Task details
Filter the entries down to the lines holding "marker", then copy those lines.

Items listed in a dataset
══════════════════════════════
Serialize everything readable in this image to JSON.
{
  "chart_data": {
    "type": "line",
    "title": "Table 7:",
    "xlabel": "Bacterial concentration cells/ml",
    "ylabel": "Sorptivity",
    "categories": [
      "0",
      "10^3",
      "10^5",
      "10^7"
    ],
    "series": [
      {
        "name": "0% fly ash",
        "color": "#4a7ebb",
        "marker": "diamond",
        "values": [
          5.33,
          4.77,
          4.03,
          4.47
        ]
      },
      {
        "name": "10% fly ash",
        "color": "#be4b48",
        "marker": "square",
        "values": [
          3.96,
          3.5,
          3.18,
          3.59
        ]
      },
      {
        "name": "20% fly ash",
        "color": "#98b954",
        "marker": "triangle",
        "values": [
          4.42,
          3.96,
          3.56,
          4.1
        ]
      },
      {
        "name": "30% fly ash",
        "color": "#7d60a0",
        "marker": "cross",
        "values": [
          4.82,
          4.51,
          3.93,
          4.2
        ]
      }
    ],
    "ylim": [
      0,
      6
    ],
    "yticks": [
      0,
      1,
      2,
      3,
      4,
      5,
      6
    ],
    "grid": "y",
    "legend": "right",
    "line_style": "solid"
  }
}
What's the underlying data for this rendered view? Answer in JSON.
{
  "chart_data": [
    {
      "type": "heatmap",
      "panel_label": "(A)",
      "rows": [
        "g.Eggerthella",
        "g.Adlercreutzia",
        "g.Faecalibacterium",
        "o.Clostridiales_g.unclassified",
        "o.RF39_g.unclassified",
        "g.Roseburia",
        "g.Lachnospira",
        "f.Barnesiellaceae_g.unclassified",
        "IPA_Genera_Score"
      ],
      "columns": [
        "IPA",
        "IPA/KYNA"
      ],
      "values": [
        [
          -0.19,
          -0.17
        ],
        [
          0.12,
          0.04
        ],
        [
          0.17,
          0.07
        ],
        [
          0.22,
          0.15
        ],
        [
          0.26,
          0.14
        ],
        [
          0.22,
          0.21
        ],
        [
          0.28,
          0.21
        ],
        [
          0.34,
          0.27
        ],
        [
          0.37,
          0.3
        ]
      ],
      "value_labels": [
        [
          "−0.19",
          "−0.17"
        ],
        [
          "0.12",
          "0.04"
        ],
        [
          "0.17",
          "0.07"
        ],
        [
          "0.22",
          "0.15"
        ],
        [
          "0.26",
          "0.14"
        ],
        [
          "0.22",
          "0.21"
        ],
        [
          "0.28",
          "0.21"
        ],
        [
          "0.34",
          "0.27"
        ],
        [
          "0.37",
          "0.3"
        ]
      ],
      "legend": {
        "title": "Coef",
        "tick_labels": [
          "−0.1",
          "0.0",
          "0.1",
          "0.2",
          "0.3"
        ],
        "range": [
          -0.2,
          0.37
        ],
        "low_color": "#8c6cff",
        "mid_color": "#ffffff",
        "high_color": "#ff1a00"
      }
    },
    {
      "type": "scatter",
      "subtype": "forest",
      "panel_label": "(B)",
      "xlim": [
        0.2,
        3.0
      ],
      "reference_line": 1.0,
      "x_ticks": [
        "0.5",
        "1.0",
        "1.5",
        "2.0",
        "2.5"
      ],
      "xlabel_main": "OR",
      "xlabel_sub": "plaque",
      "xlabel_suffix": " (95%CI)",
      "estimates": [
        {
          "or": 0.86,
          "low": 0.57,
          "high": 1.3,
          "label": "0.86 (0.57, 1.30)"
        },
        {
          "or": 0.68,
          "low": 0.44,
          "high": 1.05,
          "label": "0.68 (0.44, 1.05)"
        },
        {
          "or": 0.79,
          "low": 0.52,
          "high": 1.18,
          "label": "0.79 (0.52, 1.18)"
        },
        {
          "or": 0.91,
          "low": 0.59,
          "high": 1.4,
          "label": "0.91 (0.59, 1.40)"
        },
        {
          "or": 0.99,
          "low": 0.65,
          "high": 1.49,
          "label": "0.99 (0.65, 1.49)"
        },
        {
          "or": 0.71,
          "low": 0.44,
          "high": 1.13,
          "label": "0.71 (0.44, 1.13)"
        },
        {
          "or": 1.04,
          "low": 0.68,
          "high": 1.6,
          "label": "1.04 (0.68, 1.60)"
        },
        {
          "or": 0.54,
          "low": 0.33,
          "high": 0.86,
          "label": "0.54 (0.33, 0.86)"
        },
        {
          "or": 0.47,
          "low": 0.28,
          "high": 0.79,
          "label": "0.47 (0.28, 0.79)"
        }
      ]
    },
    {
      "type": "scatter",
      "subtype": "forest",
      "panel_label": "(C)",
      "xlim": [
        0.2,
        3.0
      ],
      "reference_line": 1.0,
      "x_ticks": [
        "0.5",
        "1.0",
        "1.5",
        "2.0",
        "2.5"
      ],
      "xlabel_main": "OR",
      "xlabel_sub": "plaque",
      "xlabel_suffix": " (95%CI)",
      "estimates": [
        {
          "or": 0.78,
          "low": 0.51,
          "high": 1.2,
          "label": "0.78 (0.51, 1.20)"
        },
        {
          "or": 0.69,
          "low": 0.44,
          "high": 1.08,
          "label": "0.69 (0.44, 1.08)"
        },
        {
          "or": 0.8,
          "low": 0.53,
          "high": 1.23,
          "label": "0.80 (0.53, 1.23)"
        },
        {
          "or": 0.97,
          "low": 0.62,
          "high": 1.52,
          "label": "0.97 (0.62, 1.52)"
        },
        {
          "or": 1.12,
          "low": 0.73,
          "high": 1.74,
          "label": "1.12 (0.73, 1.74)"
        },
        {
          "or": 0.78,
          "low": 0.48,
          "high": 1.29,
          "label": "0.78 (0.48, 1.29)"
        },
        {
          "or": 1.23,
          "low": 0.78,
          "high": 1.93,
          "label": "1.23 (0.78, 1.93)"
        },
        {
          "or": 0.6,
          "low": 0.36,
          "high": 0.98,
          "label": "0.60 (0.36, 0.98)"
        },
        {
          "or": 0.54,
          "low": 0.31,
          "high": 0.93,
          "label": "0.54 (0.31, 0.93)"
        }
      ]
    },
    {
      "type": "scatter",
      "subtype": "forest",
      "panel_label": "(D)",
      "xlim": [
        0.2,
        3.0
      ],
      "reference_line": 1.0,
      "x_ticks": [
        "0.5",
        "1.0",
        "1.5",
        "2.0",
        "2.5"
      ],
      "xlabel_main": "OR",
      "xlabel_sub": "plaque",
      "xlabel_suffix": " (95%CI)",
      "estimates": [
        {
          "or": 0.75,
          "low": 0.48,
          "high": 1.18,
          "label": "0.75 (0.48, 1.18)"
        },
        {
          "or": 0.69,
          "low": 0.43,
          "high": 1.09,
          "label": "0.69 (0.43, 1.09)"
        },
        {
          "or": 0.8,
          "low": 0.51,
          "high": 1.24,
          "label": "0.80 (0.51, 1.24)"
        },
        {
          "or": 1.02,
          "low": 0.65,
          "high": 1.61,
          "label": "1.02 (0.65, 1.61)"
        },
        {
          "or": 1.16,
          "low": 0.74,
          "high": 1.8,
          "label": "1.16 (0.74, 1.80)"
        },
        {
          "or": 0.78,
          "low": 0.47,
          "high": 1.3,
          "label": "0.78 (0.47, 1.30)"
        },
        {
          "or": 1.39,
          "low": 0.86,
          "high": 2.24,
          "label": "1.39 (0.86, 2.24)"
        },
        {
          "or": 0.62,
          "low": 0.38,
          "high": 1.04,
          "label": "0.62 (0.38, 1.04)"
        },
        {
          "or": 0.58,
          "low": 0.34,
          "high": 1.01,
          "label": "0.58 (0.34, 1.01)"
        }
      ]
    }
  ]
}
══════════════════════════════
Answer to the problem
        "marker": "diamond",
        "marker": "square",
        "marker": "triangle",
        "marker": "cross",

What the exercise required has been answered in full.